* _DIRECTIONS FOR THIS TASK_:
Your task is to filter the data below down to the lines holding "which".

* _RECORDS SUPPLIED_:
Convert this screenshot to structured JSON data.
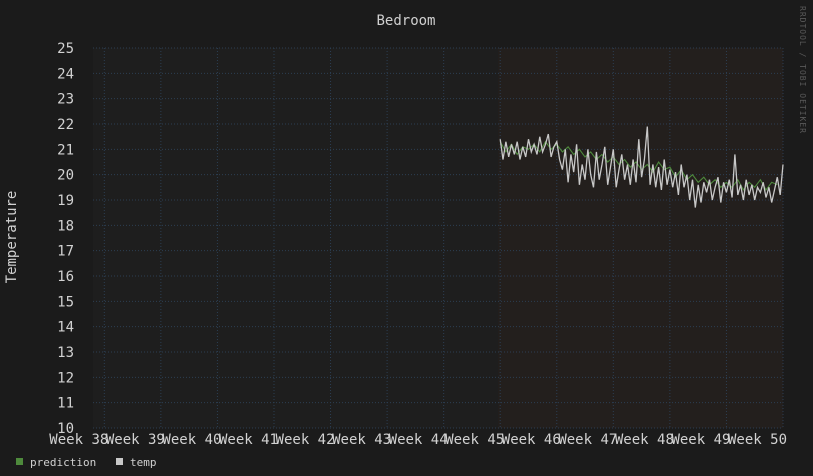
{
  "chart_data": {
    "type": "line",
    "title": "Bedroom",
    "ylabel": "Temperature",
    "xlabel": "",
    "ylim": [
      10,
      25
    ],
    "yticks": [
      10,
      11,
      12,
      13,
      14,
      15,
      16,
      17,
      18,
      19,
      20,
      21,
      22,
      23,
      24,
      25
    ],
    "x_range_weeks": [
      37.8,
      50.0
    ],
    "xtick_labels": [
      "Week 38",
      "Week 39",
      "Week 40",
      "Week 41",
      "Week 42",
      "Week 43",
      "Week 44",
      "Week 45",
      "Week 46",
      "Week 47",
      "Week 48",
      "Week 49",
      "Week 50"
    ],
    "xtick_weeks": [
      38,
      39,
      40,
      41,
      42,
      43,
      44,
      45,
      46,
      47,
      48,
      49,
      50
    ],
    "grid": true,
    "watermark": "RRDTOOL / TOBI OETIKER",
    "legend_position": "bottom-left",
    "colors": {
      "background": "#1b1b1b",
      "plot_background": "#1e1e1e",
      "data_region": "#231f1d",
      "grid": "#2c3e52",
      "prediction": "#4e8a3c",
      "temp": "#c8c8c8"
    },
    "series": [
      {
        "name": "prediction",
        "x": [
          45.0,
          45.1,
          45.2,
          45.3,
          45.4,
          45.5,
          45.6,
          45.7,
          45.8,
          45.9,
          46.0,
          46.1,
          46.2,
          46.3,
          46.4,
          46.5,
          46.6,
          46.7,
          46.8,
          46.9,
          47.0,
          47.1,
          47.2,
          47.3,
          47.4,
          47.5,
          47.6,
          47.7,
          47.8,
          47.9,
          48.0,
          48.1,
          48.2,
          48.3,
          48.4,
          48.5,
          48.6,
          48.7,
          48.8,
          48.9,
          49.0,
          49.1,
          49.2,
          49.3,
          49.4,
          49.5,
          49.6,
          49.7,
          49.8,
          49.9
        ],
        "values": [
          21.3,
          20.9,
          21.2,
          20.8,
          21.1,
          21.0,
          21.2,
          20.9,
          21.3,
          21.0,
          21.2,
          20.9,
          21.1,
          20.8,
          21.0,
          20.7,
          20.9,
          20.6,
          20.8,
          20.5,
          20.7,
          20.4,
          20.6,
          20.3,
          20.5,
          20.2,
          20.4,
          20.1,
          20.5,
          20.2,
          20.3,
          19.9,
          20.2,
          19.8,
          20.0,
          19.7,
          19.9,
          19.6,
          19.8,
          19.5,
          19.7,
          19.5,
          19.8,
          19.4,
          19.7,
          19.5,
          19.8,
          19.4,
          19.7,
          19.6
        ]
      },
      {
        "name": "temp",
        "x": [
          45.0,
          45.05,
          45.1,
          45.15,
          45.2,
          45.25,
          45.3,
          45.35,
          45.4,
          45.45,
          45.5,
          45.55,
          45.6,
          45.65,
          45.7,
          45.75,
          45.8,
          45.85,
          45.9,
          45.95,
          46.0,
          46.05,
          46.1,
          46.15,
          46.2,
          46.25,
          46.3,
          46.35,
          46.4,
          46.45,
          46.5,
          46.55,
          46.6,
          46.65,
          46.7,
          46.75,
          46.8,
          46.85,
          46.9,
          46.95,
          47.0,
          47.05,
          47.1,
          47.15,
          47.2,
          47.25,
          47.3,
          47.35,
          47.4,
          47.45,
          47.5,
          47.55,
          47.6,
          47.65,
          47.7,
          47.75,
          47.8,
          47.85,
          47.9,
          47.95,
          48.0,
          48.05,
          48.1,
          48.15,
          48.2,
          48.25,
          48.3,
          48.35,
          48.4,
          48.45,
          48.5,
          48.55,
          48.6,
          48.65,
          48.7,
          48.75,
          48.8,
          48.85,
          48.9,
          48.95,
          49.0,
          49.05,
          49.1,
          49.15,
          49.2,
          49.25,
          49.3,
          49.35,
          49.4,
          49.45,
          49.5,
          49.55,
          49.6,
          49.65,
          49.7,
          49.75,
          49.8,
          49.85,
          49.9,
          49.95,
          50.0
        ],
        "values": [
          21.4,
          20.6,
          21.3,
          20.7,
          21.2,
          20.8,
          21.3,
          20.6,
          21.1,
          20.7,
          21.4,
          20.9,
          21.2,
          20.8,
          21.5,
          20.9,
          21.2,
          21.6,
          20.7,
          21.1,
          21.3,
          20.6,
          20.2,
          21.0,
          19.7,
          20.8,
          20.1,
          21.2,
          19.6,
          20.4,
          19.8,
          21.0,
          20.0,
          19.5,
          20.9,
          19.8,
          20.4,
          21.1,
          19.6,
          20.3,
          21.0,
          19.5,
          20.2,
          20.8,
          19.8,
          20.4,
          19.6,
          20.6,
          19.7,
          21.4,
          19.9,
          20.6,
          21.9,
          19.6,
          20.4,
          19.5,
          20.3,
          19.4,
          20.6,
          19.6,
          20.2,
          19.5,
          20.1,
          19.2,
          20.4,
          19.5,
          20.0,
          19.0,
          19.8,
          18.7,
          19.6,
          18.9,
          19.7,
          19.3,
          19.8,
          19.0,
          19.5,
          19.9,
          18.9,
          19.7,
          19.3,
          19.8,
          19.1,
          20.8,
          19.2,
          19.6,
          19.0,
          19.8,
          19.2,
          19.6,
          19.0,
          19.5,
          19.3,
          19.7,
          19.1,
          19.5,
          18.9,
          19.4,
          19.9,
          19.2,
          20.4
        ]
      }
    ]
  }
}
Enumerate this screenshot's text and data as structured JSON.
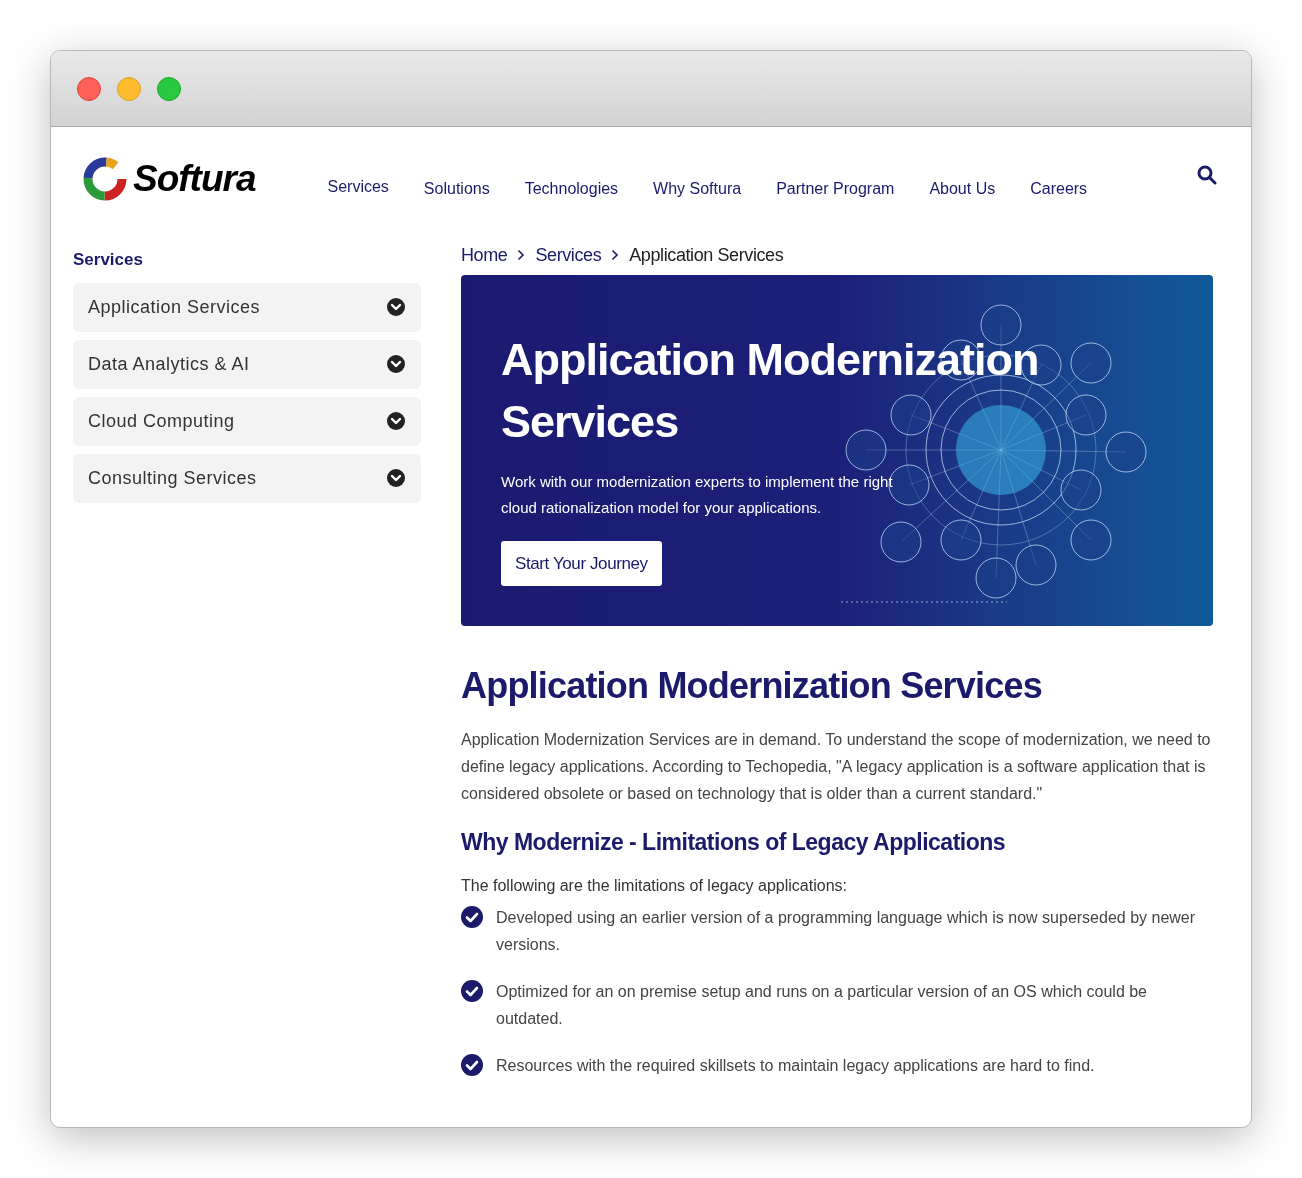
{
  "header": {
    "logo_text": "Softura",
    "nav": [
      "Services",
      "Solutions",
      "Technologies",
      "Why Softura",
      "Partner Program",
      "About Us",
      "Careers"
    ]
  },
  "sidebar": {
    "title": "Services",
    "items": [
      {
        "label": "Application Services",
        "expanded": false
      },
      {
        "label": "Data Analytics & AI",
        "expanded": false
      },
      {
        "label": "Cloud Computing",
        "expanded": false
      },
      {
        "label": "Consulting Services",
        "expanded": false
      }
    ]
  },
  "breadcrumb": [
    {
      "label": "Home",
      "current": false
    },
    {
      "label": "Services",
      "current": false
    },
    {
      "label": "Application Services",
      "current": true
    }
  ],
  "hero": {
    "title": "Application Modernization Services",
    "text": "Work with our modernization experts to implement the right cloud rationalization model for your applications.",
    "button": "Start Your Journey"
  },
  "article": {
    "title": "Application Modernization Services",
    "intro": "Application Modernization Services are in demand. To understand the scope of modernization, we need to define legacy applications. According to Techopedia, \"A legacy application is a software application that is considered obsolete or based on technology that is older than a current standard.\"",
    "subtitle": "Why Modernize - Limitations of Legacy Applications",
    "lead": "The following are the limitations of legacy applications:",
    "bullets": [
      "Developed using an earlier version of a programming language which is now superseded by newer versions.",
      "Optimized for an on premise setup and runs on a particular version of an OS which could be outdated.",
      "Resources with the required skillsets to maintain legacy applications are hard to find."
    ]
  }
}
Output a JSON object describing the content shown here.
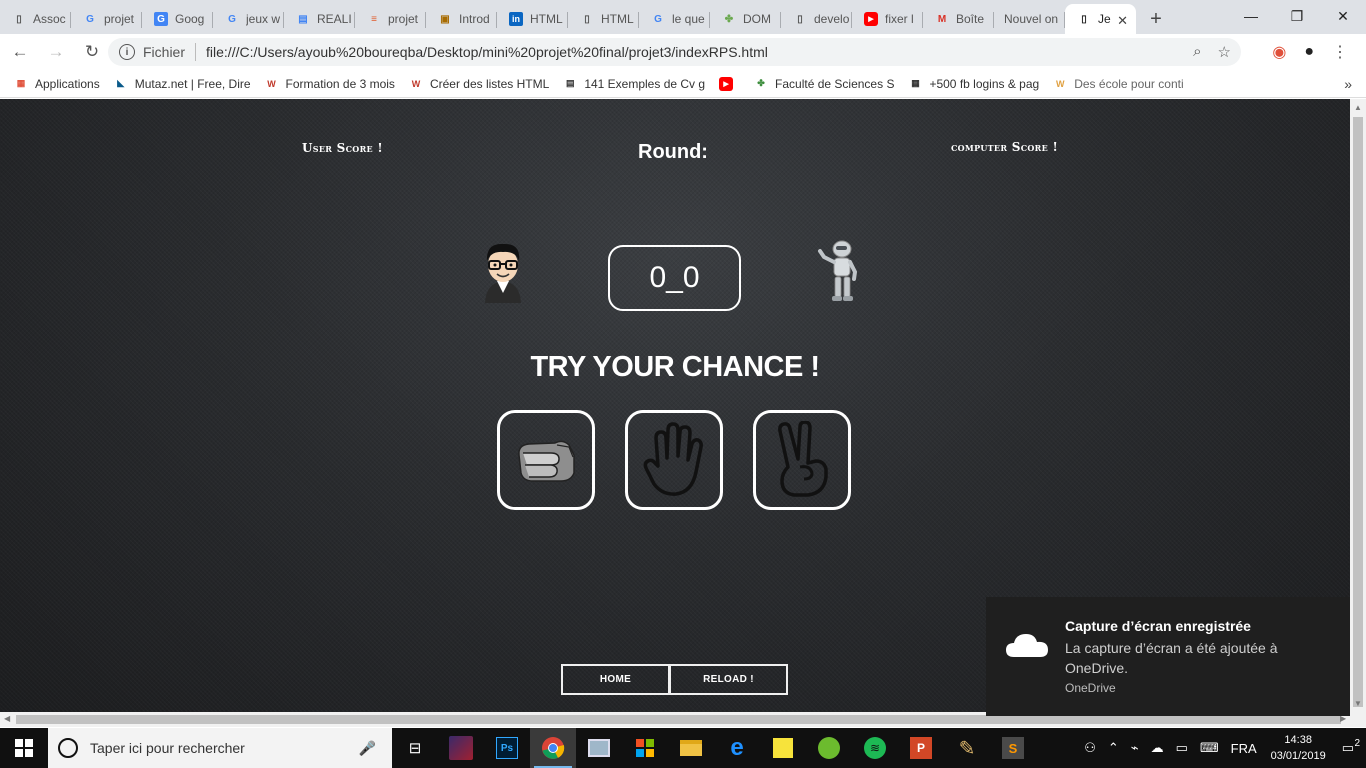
{
  "browser": {
    "tabs": [
      {
        "label": "Assoc",
        "icon": "page-icon"
      },
      {
        "label": "projet",
        "icon": "google-icon"
      },
      {
        "label": "Goog",
        "icon": "google-translate-icon"
      },
      {
        "label": "jeux w",
        "icon": "google-icon"
      },
      {
        "label": "REALI",
        "icon": "docs-icon"
      },
      {
        "label": "projet",
        "icon": "stack-icon"
      },
      {
        "label": "Introd",
        "icon": "spiral-icon"
      },
      {
        "label": "HTML",
        "icon": "linkedin-icon"
      },
      {
        "label": "HTML",
        "icon": "page-icon"
      },
      {
        "label": "le que",
        "icon": "google-icon"
      },
      {
        "label": "DOM",
        "icon": "puzzle-icon"
      },
      {
        "label": "develo",
        "icon": "page-icon"
      },
      {
        "label": "fixer l",
        "icon": "youtube-icon"
      },
      {
        "label": "Boîte",
        "icon": "gmail-icon"
      },
      {
        "label": "Nouvel on",
        "icon": "none"
      },
      {
        "label": "Je",
        "icon": "page-icon",
        "active": true
      }
    ],
    "address": {
      "scheme_label": "Fichier",
      "url": "file:///C:/Users/ayoub%20boureqba/Desktop/mini%20projet%20final/projet3/indexRPS.html"
    },
    "bookmarks": [
      {
        "label": "Applications",
        "icon": "apps-grid-icon"
      },
      {
        "label": "Mutaz.net | Free, Dire",
        "icon": "mutaz-icon"
      },
      {
        "label": "Formation de 3 mois",
        "icon": "w3-icon"
      },
      {
        "label": "Créer des listes HTML",
        "icon": "w3-icon"
      },
      {
        "label": "141 Exemples de Cv g",
        "icon": "doc-icon"
      },
      {
        "label": "",
        "icon": "youtube-icon"
      },
      {
        "label": "Faculté de Sciences S",
        "icon": "faculty-icon"
      },
      {
        "label": "+500 fb logins & pag",
        "icon": "fb-login-icon"
      },
      {
        "label": "Des école pour conti",
        "icon": "school-icon"
      }
    ]
  },
  "game": {
    "user_score_label": "User Score !",
    "round_label": "Round:",
    "computer_score_label": "computer Score !",
    "score": "0_0",
    "prompt": "TRY YOUR CHANCE !",
    "choices": [
      "rock",
      "paper",
      "scissors"
    ],
    "home_label": "HOME",
    "reload_label": "RELOAD !"
  },
  "taskbar": {
    "search_placeholder": "Taper ici pour rechercher",
    "language": "FRA",
    "time": "14:38",
    "date": "03/01/2019",
    "notifications_count": "2"
  },
  "toast": {
    "title": "Capture d’écran enregistrée",
    "body": "La capture d’écran a été ajoutée à OneDrive.",
    "source": "OneDrive"
  }
}
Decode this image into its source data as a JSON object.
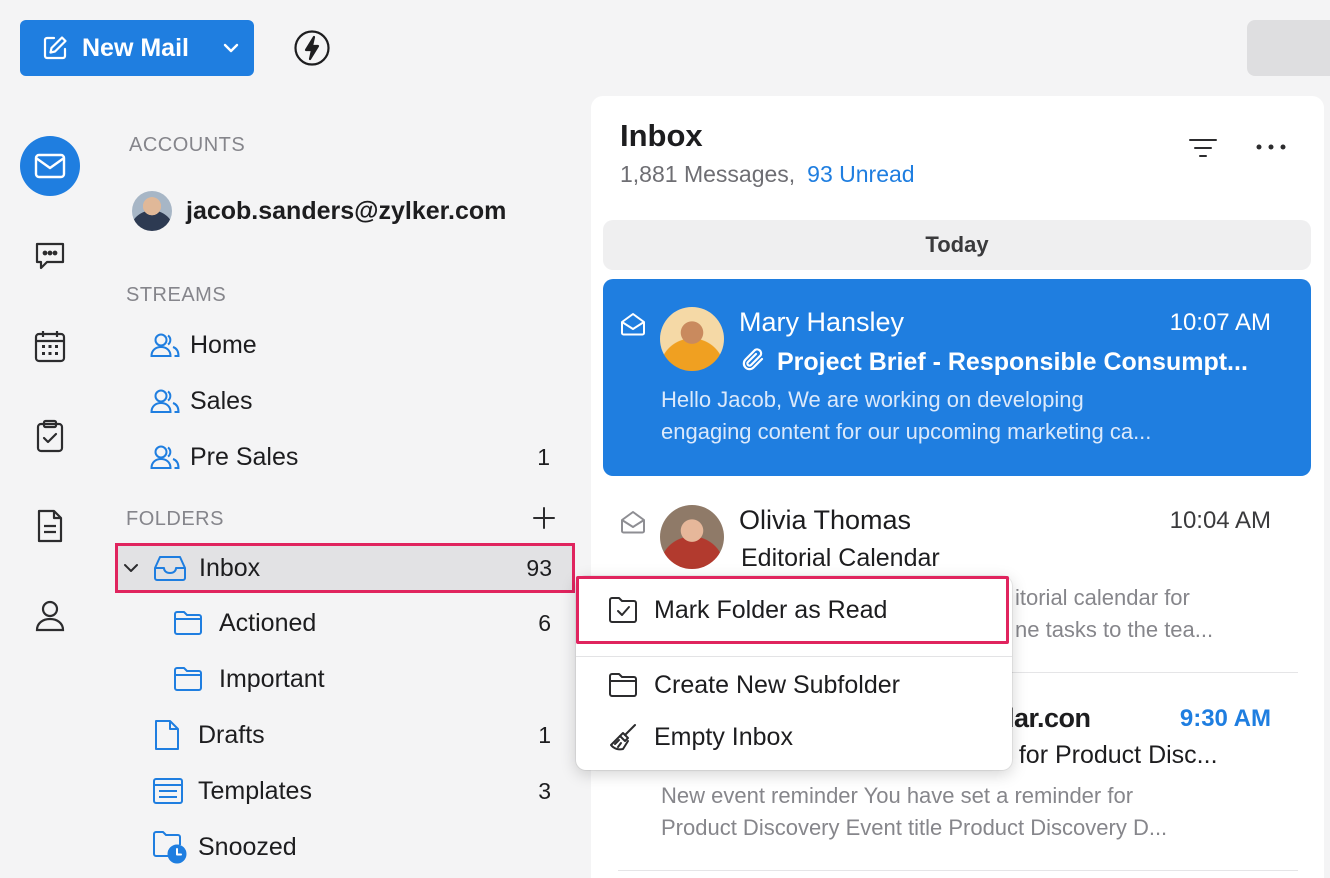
{
  "toolbar": {
    "new_mail_label": "New Mail"
  },
  "rail": {
    "items": [
      "mail",
      "chat",
      "calendar",
      "tasks",
      "notes",
      "contacts"
    ]
  },
  "sidebar": {
    "accounts_label": "ACCOUNTS",
    "account_email": "jacob.sanders@zylker.com",
    "streams_label": "STREAMS",
    "streams": [
      {
        "label": "Home",
        "count": ""
      },
      {
        "label": "Sales",
        "count": ""
      },
      {
        "label": "Pre Sales",
        "count": "1"
      }
    ],
    "folders_label": "FOLDERS",
    "folders": [
      {
        "label": "Inbox",
        "count": "93"
      },
      {
        "label": "Actioned",
        "count": "6"
      },
      {
        "label": "Important",
        "count": ""
      },
      {
        "label": "Drafts",
        "count": "1"
      },
      {
        "label": "Templates",
        "count": "3"
      },
      {
        "label": "Snoozed",
        "count": ""
      }
    ]
  },
  "mail_list": {
    "title": "Inbox",
    "messages_count": "1,881 Messages,",
    "unread_count": "93 Unread",
    "group_label": "Today",
    "items": [
      {
        "sender": "Mary Hansley",
        "time": "10:07 AM",
        "subject": "Project Brief - Responsible Consumpt...",
        "preview_line1": "Hello Jacob, We are working on developing",
        "preview_line2": "engaging content for our upcoming marketing ca..."
      },
      {
        "sender": "Olivia Thomas",
        "time": "10:04 AM",
        "subject": "Editorial Calendar",
        "preview_line1": "itorial calendar for",
        "preview_line2": "ne tasks to the tea..."
      },
      {
        "sender": "dar.con",
        "time": "9:30 AM",
        "subject": "d for Product Disc...",
        "preview_line1": "New event reminder You have set a reminder for",
        "preview_line2": "Product Discovery Event title Product Discovery D..."
      }
    ]
  },
  "context_menu": {
    "items": [
      {
        "label": "Mark Folder as Read"
      },
      {
        "label": "Create New Subfolder"
      },
      {
        "label": "Empty Inbox"
      }
    ]
  },
  "colors": {
    "accent": "#1f7ee0",
    "highlight_border": "#e0245e",
    "unread_time": "#1f7ee0"
  }
}
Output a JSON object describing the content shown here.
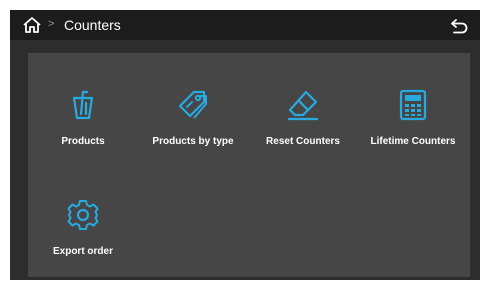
{
  "header": {
    "breadcrumb_sep": ">",
    "title": "Counters"
  },
  "icons": {
    "home": "home-icon",
    "back": "back-icon"
  },
  "accent_color": "#28a9e0",
  "tiles": [
    {
      "label": "Products",
      "icon": "cup-icon"
    },
    {
      "label": "Products by type",
      "icon": "tags-icon"
    },
    {
      "label": "Reset Counters",
      "icon": "eraser-icon"
    },
    {
      "label": "Lifetime Counters",
      "icon": "calculator-icon"
    },
    {
      "label": "Export order",
      "icon": "gear-icon"
    }
  ]
}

* _RESPONSE_:
      "Developed using an earlier version of a programming language which is now superseded by newer versions.",
      "Optimized for an on premise setup and runs on a particular version of an OS which could be outdated.",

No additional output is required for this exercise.